Task objective: Track down the lines that contain "instrument" and copy them.

Raw records:
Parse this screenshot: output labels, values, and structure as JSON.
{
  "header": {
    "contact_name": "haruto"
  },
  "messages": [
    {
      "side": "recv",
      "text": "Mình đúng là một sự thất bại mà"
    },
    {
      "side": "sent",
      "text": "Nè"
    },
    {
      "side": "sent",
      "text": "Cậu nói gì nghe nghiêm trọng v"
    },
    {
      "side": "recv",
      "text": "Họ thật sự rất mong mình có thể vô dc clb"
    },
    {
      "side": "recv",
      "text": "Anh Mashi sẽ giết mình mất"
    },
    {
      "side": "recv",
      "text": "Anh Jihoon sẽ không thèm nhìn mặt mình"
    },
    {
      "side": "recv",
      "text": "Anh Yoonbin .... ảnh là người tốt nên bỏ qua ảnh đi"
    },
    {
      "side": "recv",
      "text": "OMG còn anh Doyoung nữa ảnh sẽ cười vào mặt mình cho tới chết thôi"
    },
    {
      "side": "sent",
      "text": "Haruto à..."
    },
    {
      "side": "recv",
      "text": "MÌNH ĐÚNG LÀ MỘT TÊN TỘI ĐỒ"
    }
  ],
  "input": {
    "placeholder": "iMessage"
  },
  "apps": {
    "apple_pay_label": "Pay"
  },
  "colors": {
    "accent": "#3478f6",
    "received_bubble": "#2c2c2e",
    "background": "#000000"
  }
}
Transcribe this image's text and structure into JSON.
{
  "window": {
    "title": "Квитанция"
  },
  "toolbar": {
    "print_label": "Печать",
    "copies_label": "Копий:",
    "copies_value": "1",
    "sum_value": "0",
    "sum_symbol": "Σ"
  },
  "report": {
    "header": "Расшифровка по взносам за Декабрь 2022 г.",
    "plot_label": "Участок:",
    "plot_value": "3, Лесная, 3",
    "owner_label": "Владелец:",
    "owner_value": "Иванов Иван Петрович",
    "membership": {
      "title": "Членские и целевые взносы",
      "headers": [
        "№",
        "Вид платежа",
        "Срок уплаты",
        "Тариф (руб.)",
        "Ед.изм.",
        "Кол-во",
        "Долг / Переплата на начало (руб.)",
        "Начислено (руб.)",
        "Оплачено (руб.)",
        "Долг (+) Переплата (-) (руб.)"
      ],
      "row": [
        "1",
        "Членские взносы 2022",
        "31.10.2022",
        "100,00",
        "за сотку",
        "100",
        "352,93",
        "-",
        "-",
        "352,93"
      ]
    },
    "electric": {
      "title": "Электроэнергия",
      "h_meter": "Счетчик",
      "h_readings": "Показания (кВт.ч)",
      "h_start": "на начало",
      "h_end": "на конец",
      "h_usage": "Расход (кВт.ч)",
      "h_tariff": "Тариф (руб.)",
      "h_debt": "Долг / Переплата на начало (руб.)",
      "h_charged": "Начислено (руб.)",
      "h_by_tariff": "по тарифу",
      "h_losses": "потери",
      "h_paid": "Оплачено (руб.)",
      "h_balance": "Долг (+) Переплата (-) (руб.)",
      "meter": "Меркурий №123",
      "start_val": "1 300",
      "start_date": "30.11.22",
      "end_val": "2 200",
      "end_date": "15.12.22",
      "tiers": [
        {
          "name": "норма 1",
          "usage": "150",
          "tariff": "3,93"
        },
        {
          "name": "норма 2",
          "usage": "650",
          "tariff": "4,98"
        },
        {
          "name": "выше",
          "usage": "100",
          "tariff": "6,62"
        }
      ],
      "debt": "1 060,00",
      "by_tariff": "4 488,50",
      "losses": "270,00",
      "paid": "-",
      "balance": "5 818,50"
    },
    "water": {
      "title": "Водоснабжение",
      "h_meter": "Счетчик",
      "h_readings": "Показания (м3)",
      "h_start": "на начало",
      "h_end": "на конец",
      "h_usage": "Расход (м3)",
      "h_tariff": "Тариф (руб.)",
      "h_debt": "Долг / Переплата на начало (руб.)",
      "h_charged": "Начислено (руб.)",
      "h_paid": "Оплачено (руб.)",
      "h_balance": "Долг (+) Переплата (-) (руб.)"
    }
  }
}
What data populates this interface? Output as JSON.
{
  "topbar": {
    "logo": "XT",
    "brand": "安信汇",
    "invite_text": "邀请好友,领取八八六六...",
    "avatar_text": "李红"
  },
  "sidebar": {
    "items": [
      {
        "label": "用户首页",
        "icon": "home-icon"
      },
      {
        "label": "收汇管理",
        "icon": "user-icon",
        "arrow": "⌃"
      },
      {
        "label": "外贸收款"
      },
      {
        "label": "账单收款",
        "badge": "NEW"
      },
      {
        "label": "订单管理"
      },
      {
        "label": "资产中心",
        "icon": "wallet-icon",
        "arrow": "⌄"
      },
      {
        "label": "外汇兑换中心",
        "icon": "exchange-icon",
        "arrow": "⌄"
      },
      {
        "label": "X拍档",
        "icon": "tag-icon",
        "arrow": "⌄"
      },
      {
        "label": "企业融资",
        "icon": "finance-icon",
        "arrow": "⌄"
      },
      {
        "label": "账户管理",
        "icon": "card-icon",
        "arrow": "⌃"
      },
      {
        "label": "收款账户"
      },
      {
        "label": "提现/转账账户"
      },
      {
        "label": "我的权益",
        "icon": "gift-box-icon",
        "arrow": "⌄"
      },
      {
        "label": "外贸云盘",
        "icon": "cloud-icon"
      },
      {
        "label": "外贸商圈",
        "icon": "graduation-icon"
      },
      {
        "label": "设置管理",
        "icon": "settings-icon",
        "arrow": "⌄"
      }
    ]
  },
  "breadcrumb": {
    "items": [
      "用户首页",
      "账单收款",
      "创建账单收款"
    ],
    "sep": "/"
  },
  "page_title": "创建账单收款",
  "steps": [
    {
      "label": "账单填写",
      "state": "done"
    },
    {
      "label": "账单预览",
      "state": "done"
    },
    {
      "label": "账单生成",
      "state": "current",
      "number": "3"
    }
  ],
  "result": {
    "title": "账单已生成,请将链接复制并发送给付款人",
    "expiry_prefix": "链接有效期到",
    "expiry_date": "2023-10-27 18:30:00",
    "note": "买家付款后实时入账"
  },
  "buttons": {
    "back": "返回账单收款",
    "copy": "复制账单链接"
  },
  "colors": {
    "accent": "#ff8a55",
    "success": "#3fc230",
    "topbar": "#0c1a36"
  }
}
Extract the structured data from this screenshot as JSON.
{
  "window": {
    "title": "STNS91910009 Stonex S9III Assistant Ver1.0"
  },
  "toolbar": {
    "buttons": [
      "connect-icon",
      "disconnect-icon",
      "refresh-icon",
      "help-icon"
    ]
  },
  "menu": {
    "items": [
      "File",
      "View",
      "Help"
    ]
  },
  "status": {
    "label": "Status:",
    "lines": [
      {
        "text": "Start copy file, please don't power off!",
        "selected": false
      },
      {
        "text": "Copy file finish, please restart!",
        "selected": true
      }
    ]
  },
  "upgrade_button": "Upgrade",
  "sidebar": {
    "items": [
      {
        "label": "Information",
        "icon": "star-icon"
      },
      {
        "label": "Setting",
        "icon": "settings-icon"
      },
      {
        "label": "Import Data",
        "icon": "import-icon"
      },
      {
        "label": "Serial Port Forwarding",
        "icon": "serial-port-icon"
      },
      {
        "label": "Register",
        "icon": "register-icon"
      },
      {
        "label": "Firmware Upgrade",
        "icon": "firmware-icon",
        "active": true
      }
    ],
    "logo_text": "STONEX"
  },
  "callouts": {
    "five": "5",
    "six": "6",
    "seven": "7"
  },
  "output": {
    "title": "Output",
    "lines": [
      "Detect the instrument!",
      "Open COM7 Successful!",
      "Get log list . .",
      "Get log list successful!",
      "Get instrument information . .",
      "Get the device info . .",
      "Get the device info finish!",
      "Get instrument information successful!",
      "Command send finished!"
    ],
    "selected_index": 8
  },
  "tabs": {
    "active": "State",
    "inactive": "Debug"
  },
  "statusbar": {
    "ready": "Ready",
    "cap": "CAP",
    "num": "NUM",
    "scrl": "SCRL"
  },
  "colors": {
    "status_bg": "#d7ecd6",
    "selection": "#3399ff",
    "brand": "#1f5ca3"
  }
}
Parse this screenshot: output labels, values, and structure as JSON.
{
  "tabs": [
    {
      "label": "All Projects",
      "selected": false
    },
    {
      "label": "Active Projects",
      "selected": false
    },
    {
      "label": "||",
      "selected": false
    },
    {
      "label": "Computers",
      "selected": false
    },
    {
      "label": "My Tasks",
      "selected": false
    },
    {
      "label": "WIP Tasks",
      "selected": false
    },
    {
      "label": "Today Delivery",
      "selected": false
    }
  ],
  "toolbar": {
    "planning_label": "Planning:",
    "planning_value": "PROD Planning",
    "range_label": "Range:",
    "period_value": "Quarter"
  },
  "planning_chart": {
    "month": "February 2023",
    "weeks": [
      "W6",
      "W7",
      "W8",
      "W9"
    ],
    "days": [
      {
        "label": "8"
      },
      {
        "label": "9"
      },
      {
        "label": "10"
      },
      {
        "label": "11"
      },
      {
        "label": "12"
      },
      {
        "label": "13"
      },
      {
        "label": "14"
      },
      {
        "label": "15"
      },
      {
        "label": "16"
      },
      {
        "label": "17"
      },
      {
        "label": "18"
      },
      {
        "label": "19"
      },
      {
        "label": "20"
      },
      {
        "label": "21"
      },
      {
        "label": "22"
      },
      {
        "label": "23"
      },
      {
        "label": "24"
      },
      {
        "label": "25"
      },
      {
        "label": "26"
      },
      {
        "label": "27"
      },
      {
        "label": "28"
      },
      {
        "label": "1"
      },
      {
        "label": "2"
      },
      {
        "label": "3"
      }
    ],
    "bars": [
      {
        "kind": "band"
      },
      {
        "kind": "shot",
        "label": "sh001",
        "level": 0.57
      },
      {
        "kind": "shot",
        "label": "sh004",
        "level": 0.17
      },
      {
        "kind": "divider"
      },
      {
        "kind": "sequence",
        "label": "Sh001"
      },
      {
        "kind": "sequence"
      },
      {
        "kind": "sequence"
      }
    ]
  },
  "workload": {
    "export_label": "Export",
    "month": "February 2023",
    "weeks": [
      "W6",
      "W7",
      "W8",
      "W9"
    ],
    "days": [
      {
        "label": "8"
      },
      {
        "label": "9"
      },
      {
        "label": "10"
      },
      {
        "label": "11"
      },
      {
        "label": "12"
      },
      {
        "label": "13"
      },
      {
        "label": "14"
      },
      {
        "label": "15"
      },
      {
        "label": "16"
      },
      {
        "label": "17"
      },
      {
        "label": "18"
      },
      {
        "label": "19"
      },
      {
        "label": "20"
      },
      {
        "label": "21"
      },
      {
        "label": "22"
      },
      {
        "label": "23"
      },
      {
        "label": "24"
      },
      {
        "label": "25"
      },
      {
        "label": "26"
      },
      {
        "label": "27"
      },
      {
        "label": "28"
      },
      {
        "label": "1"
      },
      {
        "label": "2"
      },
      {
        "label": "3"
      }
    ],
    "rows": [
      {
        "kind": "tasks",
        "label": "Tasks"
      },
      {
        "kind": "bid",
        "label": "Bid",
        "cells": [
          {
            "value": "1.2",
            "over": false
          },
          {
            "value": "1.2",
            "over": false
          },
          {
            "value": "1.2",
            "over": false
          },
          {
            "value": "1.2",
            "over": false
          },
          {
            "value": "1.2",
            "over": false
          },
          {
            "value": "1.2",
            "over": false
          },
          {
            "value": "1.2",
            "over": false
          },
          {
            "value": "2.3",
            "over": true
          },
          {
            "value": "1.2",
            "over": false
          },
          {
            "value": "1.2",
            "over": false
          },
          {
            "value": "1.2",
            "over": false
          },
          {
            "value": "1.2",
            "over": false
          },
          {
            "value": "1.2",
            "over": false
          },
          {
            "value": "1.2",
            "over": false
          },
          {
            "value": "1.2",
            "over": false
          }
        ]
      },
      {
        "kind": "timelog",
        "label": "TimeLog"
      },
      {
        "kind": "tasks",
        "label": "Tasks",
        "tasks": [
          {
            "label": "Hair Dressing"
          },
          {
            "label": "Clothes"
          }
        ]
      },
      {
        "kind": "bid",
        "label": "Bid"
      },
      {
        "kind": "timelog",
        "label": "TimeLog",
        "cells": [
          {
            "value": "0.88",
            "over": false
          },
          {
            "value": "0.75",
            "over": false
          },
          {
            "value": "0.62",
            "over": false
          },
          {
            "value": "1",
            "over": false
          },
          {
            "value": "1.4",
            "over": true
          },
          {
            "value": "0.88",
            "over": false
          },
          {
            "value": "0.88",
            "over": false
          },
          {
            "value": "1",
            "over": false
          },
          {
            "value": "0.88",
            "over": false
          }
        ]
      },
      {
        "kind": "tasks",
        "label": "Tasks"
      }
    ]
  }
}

Written response:
      "Detect the instrument!",
      "Get instrument information . .",
      "Get instrument information successful!",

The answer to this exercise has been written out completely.